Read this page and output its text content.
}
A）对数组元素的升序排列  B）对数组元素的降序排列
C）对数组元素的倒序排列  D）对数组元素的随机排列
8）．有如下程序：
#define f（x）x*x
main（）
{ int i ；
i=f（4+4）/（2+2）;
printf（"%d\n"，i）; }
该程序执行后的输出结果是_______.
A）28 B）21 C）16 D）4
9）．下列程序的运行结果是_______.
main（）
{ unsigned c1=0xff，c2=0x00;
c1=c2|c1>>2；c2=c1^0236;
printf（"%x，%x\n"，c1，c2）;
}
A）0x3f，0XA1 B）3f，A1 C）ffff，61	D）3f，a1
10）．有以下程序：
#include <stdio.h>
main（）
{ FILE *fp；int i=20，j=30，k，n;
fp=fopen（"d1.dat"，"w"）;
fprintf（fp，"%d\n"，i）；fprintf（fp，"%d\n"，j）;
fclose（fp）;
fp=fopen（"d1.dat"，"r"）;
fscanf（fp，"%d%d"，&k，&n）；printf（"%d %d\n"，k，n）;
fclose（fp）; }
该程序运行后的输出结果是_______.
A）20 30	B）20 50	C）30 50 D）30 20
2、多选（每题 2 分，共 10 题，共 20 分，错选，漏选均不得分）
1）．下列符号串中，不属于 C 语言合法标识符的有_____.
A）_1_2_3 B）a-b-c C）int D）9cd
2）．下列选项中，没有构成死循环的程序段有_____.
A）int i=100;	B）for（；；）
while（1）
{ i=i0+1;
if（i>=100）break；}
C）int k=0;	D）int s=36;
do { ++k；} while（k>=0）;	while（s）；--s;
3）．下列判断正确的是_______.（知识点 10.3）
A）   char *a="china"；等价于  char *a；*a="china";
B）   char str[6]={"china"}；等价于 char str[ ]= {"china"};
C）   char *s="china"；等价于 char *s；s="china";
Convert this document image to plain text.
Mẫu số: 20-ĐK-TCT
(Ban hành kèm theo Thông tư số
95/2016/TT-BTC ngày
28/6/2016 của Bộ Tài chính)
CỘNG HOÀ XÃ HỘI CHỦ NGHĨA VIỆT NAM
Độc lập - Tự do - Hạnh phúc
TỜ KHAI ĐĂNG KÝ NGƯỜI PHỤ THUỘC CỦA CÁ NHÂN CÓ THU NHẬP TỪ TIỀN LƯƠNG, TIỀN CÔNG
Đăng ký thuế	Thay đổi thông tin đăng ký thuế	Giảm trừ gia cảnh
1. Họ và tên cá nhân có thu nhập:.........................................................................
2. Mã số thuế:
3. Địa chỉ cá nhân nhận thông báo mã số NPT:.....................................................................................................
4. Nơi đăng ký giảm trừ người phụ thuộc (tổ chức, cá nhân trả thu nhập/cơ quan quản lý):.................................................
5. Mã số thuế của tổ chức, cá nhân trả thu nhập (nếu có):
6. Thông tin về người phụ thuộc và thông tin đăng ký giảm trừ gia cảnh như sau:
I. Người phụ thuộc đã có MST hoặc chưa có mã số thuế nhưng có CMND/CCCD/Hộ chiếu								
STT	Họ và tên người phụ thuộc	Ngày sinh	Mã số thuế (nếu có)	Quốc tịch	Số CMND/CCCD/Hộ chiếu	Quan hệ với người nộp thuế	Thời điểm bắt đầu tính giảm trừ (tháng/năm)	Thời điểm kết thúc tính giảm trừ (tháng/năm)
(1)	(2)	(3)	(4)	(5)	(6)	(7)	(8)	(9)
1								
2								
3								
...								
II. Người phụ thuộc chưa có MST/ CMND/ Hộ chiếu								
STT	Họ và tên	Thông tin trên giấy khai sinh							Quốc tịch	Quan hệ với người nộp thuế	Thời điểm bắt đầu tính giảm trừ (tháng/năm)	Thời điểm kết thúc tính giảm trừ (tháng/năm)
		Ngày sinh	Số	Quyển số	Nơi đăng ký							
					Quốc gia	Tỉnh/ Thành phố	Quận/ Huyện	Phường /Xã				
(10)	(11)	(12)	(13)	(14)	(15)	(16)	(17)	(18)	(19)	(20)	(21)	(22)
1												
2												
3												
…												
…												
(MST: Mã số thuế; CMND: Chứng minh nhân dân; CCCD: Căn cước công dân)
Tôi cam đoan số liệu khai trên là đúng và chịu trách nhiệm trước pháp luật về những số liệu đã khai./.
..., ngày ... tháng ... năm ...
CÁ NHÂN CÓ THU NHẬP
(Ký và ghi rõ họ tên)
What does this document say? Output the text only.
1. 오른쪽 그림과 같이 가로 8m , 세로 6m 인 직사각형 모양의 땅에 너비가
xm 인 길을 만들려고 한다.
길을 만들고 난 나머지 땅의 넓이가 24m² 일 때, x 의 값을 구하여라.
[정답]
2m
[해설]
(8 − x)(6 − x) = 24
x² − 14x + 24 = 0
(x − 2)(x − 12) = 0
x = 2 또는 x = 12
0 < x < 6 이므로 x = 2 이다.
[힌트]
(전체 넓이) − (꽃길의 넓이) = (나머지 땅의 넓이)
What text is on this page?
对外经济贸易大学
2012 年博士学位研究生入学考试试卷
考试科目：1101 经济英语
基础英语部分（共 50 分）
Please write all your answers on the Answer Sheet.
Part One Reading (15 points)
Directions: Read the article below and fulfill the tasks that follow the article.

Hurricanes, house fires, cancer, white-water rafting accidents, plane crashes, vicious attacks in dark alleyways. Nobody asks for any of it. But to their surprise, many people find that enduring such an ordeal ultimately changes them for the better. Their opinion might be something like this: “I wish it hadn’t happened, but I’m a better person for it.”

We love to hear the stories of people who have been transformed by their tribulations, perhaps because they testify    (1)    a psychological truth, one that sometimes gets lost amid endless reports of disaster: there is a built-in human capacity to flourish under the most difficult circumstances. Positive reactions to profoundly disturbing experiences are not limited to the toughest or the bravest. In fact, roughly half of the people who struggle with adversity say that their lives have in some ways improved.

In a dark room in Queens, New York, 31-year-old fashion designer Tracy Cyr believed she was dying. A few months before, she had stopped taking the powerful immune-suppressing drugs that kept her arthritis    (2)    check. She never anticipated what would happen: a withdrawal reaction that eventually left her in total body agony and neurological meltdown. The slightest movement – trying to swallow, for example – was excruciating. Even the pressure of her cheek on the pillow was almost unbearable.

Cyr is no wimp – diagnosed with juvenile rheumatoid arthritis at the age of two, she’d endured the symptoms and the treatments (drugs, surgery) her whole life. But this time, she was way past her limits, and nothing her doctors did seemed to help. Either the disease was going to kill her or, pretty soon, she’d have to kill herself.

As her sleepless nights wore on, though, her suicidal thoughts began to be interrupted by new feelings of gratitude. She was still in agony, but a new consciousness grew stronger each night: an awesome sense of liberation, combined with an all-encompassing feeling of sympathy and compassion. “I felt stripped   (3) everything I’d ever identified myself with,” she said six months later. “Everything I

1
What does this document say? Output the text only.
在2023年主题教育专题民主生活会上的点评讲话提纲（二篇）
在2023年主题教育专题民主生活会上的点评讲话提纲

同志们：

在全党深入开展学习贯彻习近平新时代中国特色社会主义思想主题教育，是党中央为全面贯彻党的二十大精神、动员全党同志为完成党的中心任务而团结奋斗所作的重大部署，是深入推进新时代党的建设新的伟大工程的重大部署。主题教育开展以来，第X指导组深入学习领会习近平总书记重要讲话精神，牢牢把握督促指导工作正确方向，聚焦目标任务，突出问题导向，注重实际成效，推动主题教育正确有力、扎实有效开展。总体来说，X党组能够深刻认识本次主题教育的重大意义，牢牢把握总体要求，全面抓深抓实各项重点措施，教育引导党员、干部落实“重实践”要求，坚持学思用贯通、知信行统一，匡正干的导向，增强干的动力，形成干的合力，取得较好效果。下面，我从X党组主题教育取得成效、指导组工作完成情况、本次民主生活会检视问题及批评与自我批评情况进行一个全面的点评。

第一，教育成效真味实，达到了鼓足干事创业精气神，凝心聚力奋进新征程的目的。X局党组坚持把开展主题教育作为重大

-------------------------

Problem description:
Pick out the lines containing the string "tính" and show them.

Response to the task:
STT	Họ và tên người phụ thuộc	Ngày sinh	Mã số thuế (nếu có)	Quốc tịch	Số CMND/CCCD/Hộ chiếu	Quan hệ với người nộp thuế	Thời điểm bắt đầu tính giảm trừ (tháng/năm)	Thời điểm kết thúc tính giảm trừ (tháng/năm)
STT	Họ và tên	Thông tin trên giấy khai sinh							Quốc tịch	Quan hệ với người nộp thuế	Thời điểm bắt đầu tính giảm trừ (tháng/năm)	Thời điểm kết thúc tính giảm trừ (tháng/năm)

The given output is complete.